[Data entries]
● ● ●
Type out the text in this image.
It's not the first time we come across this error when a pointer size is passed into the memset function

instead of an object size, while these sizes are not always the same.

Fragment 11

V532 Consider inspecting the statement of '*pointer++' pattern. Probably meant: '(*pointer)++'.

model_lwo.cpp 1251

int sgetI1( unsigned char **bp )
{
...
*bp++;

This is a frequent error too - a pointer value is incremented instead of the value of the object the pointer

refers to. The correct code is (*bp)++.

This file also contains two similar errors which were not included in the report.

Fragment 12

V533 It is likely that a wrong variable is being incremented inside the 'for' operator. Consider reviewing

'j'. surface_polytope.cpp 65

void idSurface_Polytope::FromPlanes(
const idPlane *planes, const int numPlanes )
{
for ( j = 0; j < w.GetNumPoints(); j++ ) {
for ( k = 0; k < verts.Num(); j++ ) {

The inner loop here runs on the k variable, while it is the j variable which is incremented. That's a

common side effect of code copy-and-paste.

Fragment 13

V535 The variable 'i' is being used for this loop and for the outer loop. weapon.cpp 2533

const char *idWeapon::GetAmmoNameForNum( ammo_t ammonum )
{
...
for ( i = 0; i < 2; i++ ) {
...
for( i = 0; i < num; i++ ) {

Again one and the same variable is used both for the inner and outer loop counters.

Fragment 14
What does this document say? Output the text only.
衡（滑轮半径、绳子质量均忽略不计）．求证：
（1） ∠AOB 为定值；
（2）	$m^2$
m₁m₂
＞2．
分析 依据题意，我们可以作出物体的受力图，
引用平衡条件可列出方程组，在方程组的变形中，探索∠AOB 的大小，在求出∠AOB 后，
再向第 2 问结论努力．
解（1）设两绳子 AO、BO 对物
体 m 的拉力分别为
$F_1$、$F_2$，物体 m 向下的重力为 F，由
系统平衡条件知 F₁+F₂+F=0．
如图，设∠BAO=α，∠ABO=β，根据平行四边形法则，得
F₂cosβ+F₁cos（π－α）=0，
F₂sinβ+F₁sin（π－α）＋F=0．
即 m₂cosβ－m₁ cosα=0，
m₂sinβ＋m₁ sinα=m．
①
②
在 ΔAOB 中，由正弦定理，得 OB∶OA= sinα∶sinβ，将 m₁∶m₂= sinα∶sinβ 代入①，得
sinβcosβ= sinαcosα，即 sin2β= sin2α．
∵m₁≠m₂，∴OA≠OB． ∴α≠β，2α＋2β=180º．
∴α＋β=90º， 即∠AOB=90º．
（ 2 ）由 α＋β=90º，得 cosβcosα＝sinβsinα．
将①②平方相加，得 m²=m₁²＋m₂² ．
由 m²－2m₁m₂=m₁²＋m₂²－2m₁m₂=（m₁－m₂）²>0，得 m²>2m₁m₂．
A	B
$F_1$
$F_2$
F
● ● ●
WHAT YOU NEED TO DO –
What is the number of lines in this listing that contain the word "being"? Answer with that number and nothing else.

IN RESPONSE –
2